THE EXERCISE: The listing below should be copied in full, word for word.

-- Start of PROVIDED DATA --

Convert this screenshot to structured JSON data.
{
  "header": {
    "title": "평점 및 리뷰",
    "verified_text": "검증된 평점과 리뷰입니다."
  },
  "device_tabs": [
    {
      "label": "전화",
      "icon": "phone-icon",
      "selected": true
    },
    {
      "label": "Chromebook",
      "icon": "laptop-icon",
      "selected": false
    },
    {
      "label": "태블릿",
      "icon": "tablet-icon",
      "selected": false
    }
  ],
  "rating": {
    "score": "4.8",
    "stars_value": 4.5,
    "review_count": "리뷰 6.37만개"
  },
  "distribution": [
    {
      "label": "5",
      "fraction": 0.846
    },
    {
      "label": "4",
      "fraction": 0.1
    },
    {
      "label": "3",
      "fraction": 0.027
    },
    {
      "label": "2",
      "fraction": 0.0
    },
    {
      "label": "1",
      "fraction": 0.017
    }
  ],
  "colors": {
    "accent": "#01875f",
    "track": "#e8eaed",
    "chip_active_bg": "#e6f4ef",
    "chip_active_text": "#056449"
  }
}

-- End of PROVIDED DATA --

REPLY TO THE TASK:
Convert this screenshot to structured JSON data.
{
  "header": {
    "title": "평점 및 리뷰",
    "verified_text": "검증된 평점과 리뷰입니다."
  },
  "device_tabs": [
    {
      "label": "전화",
      "icon": "phone-icon",
      "selected": true
    },
    {
      "label": "Chromebook",
      "icon": "laptop-icon",
      "selected": false
    },
    {
      "label": "태블릿",
      "icon": "tablet-icon",
      "selected": false
    }
  ],
  "rating": {
    "score": "4.8",
    "stars_value": 4.5,
    "review_count": "리뷰 6.37만개"
  },
  "distribution": [
    {
      "label": "5",
      "fraction": 0.846
    },
    {
      "label": "4",
      "fraction": 0.1
    },
    {
      "label": "3",
      "fraction": 0.027
    },
    {
      "label": "2",
      "fraction": 0.0
    },
    {
      "label": "1",
      "fraction": 0.017
    }
  ],
  "colors": {
    "accent": "#01875f",
    "track": "#e8eaed",
    "chip_active_bg": "#e6f4ef",
    "chip_active_text": "#056449"
  }
}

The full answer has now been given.